## GIVEN EXERCISE
Look through the data below. Collect every line where the word "question" occurs.

## PROVIDED MATERIAL
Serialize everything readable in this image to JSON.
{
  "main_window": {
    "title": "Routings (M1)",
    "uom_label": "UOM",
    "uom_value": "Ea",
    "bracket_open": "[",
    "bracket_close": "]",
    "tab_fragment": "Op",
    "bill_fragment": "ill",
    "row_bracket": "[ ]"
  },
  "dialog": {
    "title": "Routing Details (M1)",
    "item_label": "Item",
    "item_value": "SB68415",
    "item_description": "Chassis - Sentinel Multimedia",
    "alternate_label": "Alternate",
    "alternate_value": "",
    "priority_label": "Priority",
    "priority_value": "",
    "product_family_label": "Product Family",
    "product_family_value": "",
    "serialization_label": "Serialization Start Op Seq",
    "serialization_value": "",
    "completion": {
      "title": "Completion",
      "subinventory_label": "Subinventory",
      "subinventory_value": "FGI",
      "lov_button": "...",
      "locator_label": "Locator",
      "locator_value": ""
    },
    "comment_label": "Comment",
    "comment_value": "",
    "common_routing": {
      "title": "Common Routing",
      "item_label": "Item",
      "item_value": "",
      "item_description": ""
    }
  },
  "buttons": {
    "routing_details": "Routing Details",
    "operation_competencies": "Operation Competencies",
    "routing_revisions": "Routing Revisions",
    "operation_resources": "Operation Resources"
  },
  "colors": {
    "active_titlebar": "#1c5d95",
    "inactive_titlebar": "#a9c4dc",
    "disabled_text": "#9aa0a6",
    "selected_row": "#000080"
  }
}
---
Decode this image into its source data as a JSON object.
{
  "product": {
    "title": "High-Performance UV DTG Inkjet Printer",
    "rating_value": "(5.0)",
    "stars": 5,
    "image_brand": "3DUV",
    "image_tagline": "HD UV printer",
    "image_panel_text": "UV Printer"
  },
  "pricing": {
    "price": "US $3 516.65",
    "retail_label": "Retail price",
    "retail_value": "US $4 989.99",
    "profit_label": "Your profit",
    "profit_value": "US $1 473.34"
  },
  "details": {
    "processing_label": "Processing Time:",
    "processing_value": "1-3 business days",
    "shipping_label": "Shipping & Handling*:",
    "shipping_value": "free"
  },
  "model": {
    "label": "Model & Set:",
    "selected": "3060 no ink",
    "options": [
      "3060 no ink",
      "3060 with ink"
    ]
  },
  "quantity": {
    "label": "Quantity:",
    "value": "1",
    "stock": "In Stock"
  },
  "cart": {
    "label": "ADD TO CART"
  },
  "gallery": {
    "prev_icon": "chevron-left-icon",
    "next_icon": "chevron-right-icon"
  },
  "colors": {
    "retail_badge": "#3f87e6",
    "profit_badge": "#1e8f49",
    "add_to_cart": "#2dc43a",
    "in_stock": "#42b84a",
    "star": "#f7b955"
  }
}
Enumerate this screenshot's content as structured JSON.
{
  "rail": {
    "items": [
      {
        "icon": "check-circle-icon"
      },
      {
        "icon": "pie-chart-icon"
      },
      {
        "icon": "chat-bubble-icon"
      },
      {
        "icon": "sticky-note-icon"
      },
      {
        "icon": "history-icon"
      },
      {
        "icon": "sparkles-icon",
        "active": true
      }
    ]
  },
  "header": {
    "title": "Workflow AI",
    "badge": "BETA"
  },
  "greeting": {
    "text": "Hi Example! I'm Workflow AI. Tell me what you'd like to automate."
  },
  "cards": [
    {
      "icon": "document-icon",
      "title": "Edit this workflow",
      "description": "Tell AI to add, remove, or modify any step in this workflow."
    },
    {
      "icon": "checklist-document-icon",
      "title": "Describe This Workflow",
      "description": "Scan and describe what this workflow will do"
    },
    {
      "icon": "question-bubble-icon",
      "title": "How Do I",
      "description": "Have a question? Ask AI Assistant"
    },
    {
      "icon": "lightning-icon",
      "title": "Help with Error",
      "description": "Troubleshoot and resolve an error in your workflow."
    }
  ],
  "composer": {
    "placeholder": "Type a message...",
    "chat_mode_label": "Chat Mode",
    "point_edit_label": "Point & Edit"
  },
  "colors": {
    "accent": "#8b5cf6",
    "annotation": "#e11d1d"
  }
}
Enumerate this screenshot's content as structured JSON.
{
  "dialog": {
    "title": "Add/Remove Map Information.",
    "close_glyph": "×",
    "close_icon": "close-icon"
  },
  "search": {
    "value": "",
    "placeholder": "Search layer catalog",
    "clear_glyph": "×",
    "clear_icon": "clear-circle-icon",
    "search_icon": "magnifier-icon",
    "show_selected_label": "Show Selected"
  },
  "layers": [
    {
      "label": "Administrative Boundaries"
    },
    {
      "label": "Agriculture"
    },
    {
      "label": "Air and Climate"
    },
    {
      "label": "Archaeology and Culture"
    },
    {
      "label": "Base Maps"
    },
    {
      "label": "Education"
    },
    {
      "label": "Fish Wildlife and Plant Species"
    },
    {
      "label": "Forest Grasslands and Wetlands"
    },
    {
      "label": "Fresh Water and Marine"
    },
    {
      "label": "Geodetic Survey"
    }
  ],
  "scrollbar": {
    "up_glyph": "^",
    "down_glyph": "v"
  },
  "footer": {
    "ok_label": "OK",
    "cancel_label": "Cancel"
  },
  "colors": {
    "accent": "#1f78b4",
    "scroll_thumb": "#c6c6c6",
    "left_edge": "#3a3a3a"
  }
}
--
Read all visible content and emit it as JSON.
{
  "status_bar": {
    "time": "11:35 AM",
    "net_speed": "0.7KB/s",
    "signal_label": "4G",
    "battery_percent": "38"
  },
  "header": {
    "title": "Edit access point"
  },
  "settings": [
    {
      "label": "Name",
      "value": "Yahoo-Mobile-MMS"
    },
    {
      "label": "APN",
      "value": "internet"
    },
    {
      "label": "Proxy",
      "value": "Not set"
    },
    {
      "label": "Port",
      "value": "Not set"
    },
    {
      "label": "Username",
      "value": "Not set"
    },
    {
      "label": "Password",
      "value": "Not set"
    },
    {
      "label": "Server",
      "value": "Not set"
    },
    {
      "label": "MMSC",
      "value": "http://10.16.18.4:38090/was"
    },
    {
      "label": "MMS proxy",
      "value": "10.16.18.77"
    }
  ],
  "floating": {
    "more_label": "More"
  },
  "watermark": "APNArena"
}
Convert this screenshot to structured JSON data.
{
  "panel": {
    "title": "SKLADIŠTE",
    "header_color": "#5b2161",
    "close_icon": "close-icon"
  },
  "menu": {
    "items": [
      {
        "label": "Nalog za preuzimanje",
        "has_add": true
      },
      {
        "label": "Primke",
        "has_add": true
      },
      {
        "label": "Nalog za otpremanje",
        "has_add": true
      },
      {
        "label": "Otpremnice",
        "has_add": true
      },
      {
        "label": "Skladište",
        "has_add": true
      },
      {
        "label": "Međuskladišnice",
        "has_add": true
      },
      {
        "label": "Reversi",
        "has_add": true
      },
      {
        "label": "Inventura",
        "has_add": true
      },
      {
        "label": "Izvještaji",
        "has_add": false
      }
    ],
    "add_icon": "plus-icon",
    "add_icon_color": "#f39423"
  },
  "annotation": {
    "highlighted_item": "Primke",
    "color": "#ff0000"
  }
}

## TASK SOLUTION
      "icon": "question-bubble-icon",
      "description": "Have a question? Ask AI Assistant"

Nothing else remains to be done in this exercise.